[Records from a data collection]
****************

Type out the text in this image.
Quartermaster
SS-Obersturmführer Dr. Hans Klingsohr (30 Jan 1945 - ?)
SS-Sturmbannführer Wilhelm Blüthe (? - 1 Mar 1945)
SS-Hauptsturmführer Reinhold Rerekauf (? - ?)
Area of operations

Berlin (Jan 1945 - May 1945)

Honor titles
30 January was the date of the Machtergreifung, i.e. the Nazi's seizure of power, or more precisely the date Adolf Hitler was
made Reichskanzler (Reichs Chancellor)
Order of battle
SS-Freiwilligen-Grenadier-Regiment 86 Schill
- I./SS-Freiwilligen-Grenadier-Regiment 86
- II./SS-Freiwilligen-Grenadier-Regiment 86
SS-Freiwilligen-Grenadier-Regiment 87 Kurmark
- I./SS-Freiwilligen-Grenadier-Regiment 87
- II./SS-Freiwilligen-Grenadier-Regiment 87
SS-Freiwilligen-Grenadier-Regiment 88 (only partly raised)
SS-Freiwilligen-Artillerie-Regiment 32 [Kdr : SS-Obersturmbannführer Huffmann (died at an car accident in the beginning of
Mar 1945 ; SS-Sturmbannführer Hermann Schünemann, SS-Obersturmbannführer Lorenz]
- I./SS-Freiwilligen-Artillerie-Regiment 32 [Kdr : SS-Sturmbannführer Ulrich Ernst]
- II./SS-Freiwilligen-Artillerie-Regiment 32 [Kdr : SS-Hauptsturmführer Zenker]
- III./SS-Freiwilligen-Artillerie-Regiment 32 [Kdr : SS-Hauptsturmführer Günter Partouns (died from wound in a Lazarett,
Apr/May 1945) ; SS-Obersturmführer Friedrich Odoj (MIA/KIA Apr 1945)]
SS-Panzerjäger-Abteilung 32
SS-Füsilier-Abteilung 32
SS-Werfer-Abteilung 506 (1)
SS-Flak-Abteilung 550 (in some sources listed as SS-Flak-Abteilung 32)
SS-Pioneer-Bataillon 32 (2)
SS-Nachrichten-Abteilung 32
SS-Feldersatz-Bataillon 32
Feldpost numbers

****************

▶ [Task goal] Extract all lines containing the word "Grenadier".

▶ [Written solution]
SS-Freiwilligen-Grenadier-Regiment 86 Schill
- I./SS-Freiwilligen-Grenadier-Regiment 86
- II./SS-Freiwilligen-Grenadier-Regiment 86
SS-Freiwilligen-Grenadier-Regiment 87 Kurmark
- I./SS-Freiwilligen-Grenadier-Regiment 87
- II./SS-Freiwilligen-Grenadier-Regiment 87
SS-Freiwilligen-Grenadier-Regiment 88 (only partly raised)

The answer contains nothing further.